▶ STATED EXERCISE: Each line of the listing that contains the word "text" is to be copied.

▶ RECORDS SHOWN:
====
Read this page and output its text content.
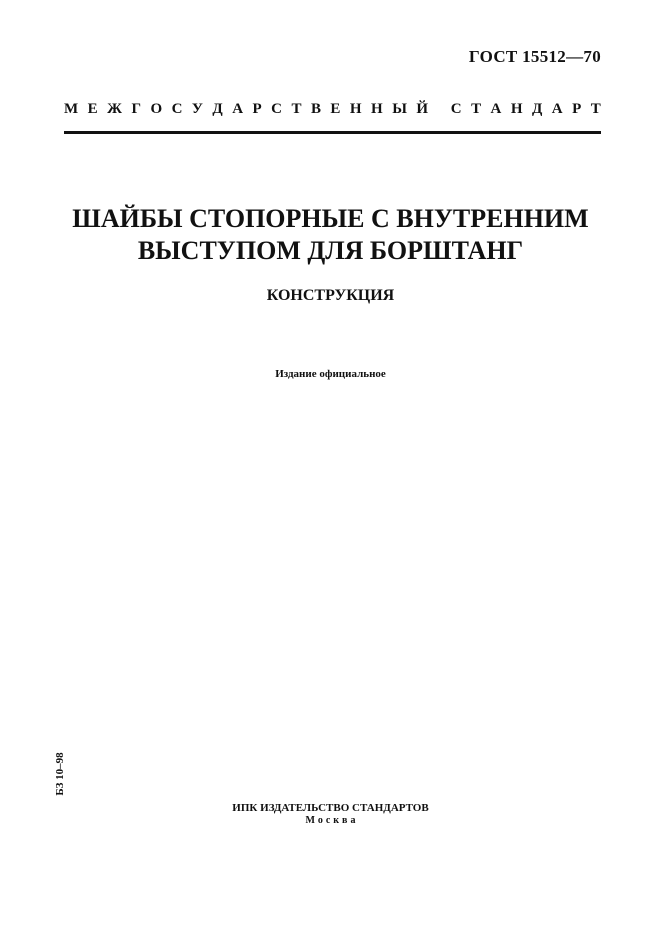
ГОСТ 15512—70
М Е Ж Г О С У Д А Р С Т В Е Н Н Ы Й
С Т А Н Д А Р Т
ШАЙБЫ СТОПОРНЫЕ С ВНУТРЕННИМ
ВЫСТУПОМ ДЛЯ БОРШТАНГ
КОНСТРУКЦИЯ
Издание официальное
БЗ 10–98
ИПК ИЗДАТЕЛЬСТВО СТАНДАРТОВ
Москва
====
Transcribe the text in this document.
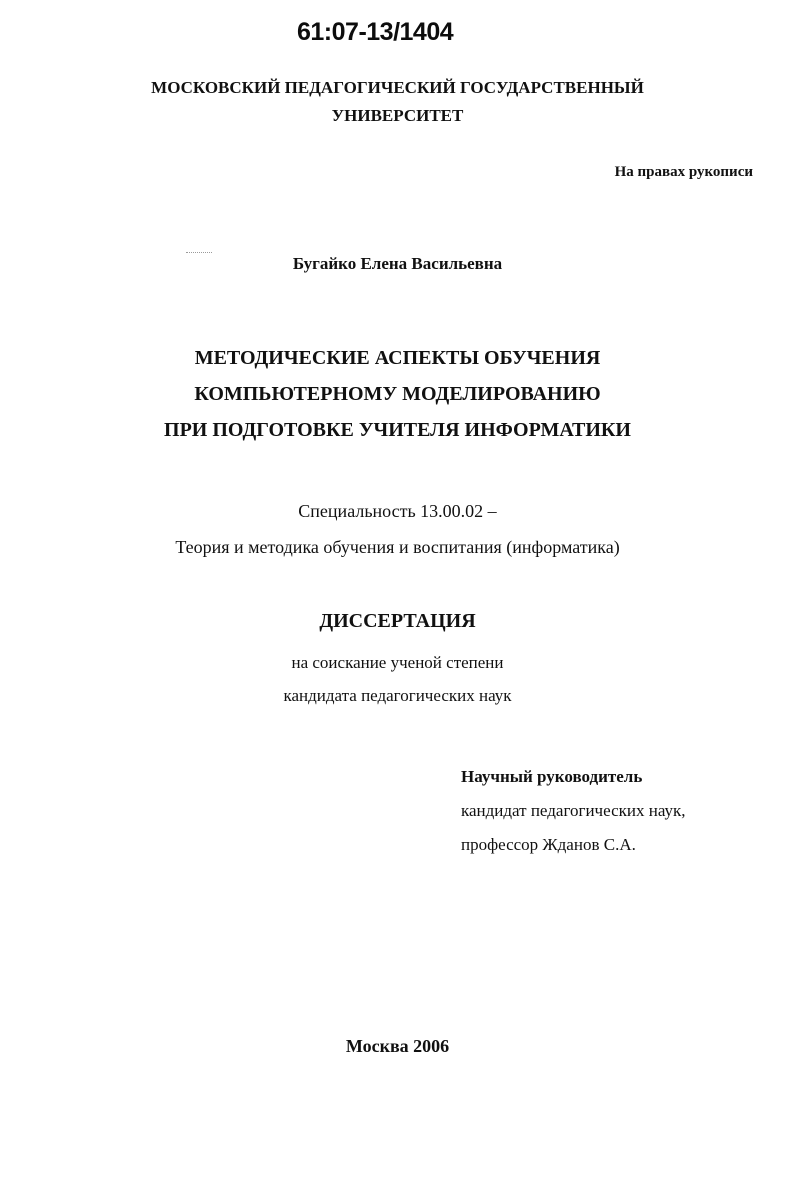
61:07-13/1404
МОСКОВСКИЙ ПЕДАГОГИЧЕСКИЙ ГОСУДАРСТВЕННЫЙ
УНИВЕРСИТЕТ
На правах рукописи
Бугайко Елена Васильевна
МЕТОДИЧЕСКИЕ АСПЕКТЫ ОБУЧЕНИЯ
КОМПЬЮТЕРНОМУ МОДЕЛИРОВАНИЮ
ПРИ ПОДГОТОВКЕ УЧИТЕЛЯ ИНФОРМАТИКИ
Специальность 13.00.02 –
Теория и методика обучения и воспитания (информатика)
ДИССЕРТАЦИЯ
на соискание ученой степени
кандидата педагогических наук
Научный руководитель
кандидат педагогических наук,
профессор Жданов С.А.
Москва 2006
====
▶ RESULT:
Read this page and output its text content.
Transcribe the text in this document.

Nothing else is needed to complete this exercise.